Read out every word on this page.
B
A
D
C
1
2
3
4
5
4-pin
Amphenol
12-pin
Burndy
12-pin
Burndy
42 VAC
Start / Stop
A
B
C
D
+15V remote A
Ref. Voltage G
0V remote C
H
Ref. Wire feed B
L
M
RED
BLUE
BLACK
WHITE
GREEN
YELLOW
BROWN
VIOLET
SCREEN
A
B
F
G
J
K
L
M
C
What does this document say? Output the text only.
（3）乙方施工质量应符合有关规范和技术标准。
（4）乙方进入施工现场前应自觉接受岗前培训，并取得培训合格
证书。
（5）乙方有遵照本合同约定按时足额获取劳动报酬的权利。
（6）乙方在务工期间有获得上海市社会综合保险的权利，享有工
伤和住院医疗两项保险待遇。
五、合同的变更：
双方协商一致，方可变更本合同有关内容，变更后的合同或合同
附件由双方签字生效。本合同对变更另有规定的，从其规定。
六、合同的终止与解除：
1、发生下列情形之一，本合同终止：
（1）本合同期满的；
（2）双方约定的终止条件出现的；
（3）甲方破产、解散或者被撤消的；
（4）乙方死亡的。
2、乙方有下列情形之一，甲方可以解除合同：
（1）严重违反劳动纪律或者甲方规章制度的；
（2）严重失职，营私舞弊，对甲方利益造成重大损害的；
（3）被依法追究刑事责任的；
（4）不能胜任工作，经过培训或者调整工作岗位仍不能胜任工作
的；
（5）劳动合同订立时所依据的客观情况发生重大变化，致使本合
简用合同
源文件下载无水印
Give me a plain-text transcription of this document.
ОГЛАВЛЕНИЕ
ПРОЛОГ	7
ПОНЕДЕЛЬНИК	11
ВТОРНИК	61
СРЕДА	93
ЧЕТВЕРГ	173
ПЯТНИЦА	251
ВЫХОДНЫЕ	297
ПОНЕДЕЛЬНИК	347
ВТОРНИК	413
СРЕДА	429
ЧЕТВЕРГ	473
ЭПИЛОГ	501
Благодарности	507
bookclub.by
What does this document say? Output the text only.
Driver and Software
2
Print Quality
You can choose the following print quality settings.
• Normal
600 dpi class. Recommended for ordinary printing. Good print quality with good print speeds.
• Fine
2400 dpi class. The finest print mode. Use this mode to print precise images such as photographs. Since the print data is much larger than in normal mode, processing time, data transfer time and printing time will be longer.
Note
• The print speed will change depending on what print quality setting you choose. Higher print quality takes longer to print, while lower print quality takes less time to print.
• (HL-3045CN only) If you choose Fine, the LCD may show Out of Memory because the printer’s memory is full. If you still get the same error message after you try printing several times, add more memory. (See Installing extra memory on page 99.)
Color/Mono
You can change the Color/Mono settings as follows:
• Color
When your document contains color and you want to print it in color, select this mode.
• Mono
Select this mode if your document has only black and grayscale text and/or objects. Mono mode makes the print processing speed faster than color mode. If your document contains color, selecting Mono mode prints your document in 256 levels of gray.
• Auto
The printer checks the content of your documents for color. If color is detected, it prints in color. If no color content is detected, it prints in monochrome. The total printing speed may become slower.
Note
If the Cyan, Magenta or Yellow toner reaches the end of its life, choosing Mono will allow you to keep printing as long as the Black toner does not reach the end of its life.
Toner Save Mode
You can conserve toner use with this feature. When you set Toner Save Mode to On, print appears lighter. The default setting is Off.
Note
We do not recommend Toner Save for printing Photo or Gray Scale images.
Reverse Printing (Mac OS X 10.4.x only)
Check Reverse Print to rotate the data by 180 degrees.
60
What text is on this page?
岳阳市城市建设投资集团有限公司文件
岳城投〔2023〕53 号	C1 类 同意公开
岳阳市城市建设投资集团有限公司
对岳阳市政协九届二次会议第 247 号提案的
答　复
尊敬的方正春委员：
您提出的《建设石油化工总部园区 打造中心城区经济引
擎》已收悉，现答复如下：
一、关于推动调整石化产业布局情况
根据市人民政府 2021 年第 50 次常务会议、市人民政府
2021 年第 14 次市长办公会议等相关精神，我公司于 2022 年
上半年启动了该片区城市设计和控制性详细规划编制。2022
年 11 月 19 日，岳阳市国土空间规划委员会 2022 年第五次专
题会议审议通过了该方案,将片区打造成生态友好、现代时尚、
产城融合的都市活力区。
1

+===+

=== WRITTEN TASK ===
What needs duplicating is the run of lines from the one containing "What text is on this page?" through the last line of the entries above, exact and complete.

=== EXERCISE SOLUTION ===
What text is on this page?
岳阳市城市建设投资集团有限公司文件
岳城投〔2023〕53 号	C1 类 同意公开
岳阳市城市建设投资集团有限公司
对岳阳市政协九届二次会议第 247 号提案的
答　复
尊敬的方正春委员：
您提出的《建设石油化工总部园区 打造中心城区经济引
擎》已收悉，现答复如下：
一、关于推动调整石化产业布局情况
根据市人民政府 2021 年第 50 次常务会议、市人民政府
2021 年第 14 次市长办公会议等相关精神，我公司于 2022 年
上半年启动了该片区城市设计和控制性详细规划编制。2022
年 11 月 19 日，岳阳市国土空间规划委员会 2022 年第五次专
题会议审议通过了该方案,将片区打造成生态友好、现代时尚、
产城融合的都市活力区。
1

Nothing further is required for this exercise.